AIM:
Reproduce each record below exactly as written.
════════════════
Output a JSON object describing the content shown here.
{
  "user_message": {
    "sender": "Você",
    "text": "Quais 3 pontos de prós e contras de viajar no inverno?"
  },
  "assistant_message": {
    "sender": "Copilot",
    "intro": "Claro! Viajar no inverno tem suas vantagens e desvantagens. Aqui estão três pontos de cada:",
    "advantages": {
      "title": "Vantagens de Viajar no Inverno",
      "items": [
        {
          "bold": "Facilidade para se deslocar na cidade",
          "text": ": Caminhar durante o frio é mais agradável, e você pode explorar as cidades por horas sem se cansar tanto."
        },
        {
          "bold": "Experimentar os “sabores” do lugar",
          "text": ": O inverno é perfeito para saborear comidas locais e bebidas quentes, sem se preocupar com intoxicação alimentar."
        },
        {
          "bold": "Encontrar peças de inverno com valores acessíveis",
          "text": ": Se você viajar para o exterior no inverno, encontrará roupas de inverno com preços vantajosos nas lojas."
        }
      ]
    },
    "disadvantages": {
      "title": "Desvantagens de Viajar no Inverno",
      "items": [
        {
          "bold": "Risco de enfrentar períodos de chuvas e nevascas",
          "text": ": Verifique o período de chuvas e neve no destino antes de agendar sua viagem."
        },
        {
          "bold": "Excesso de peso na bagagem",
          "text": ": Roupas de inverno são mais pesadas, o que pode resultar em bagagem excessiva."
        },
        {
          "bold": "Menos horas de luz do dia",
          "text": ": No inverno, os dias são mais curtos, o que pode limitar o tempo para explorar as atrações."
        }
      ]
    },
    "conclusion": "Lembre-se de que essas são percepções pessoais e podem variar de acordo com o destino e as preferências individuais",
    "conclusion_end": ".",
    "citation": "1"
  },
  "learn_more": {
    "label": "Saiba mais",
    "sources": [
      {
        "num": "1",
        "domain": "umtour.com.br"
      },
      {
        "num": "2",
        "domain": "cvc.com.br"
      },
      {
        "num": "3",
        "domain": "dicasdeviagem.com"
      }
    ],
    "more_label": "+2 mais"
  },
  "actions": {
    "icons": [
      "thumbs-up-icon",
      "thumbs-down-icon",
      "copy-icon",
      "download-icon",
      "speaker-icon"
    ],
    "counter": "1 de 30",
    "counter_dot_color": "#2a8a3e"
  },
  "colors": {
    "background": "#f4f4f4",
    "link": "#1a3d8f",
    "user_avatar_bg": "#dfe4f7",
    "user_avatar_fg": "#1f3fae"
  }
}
════════════════
SOLUTION:
Output a JSON object describing the content shown here.
{
  "user_message": {
    "sender": "Você",
    "text": "Quais 3 pontos de prós e contras de viajar no inverno?"
  },
  "assistant_message": {
    "sender": "Copilot",
    "intro": "Claro! Viajar no inverno tem suas vantagens e desvantagens. Aqui estão três pontos de cada:",
    "advantages": {
      "title": "Vantagens de Viajar no Inverno",
      "items": [
        {
          "bold": "Facilidade para se deslocar na cidade",
          "text": ": Caminhar durante o frio é mais agradável, e você pode explorar as cidades por horas sem se cansar tanto."
        },
        {
          "bold": "Experimentar os “sabores” do lugar",
          "text": ": O inverno é perfeito para saborear comidas locais e bebidas quentes, sem se preocupar com intoxicação alimentar."
        },
        {
          "bold": "Encontrar peças de inverno com valores acessíveis",
          "text": ": Se você viajar para o exterior no inverno, encontrará roupas de inverno com preços vantajosos nas lojas."
        }
      ]
    },
    "disadvantages": {
      "title": "Desvantagens de Viajar no Inverno",
      "items": [
        {
          "bold": "Risco de enfrentar períodos de chuvas e nevascas",
          "text": ": Verifique o período de chuvas e neve no destino antes de agendar sua viagem."
        },
        {
          "bold": "Excesso de peso na bagagem",
          "text": ": Roupas de inverno são mais pesadas, o que pode resultar em bagagem excessiva."
        },
        {
          "bold": "Menos horas de luz do dia",
          "text": ": No inverno, os dias são mais curtos, o que pode limitar o tempo para explorar as atrações."
        }
      ]
    },
    "conclusion": "Lembre-se de que essas são percepções pessoais e podem variar de acordo com o destino e as preferências individuais",
    "conclusion_end": ".",
    "citation": "1"
  },
  "learn_more": {
    "label": "Saiba mais",
    "sources": [
      {
        "num": "1",
        "domain": "umtour.com.br"
      },
      {
        "num": "2",
        "domain": "cvc.com.br"
      },
      {
        "num": "3",
        "domain": "dicasdeviagem.com"
      }
    ],
    "more_label": "+2 mais"
  },
  "actions": {
    "icons": [
      "thumbs-up-icon",
      "thumbs-down-icon",
      "copy-icon",
      "download-icon",
      "speaker-icon"
    ],
    "counter": "1 de 30",
    "counter_dot_color": "#2a8a3e"
  },
  "colors": {
    "background": "#f4f4f4",
    "link": "#1a3d8f",
    "user_avatar_bg": "#dfe4f7",
    "user_avatar_fg": "#1f3fae"
  }
}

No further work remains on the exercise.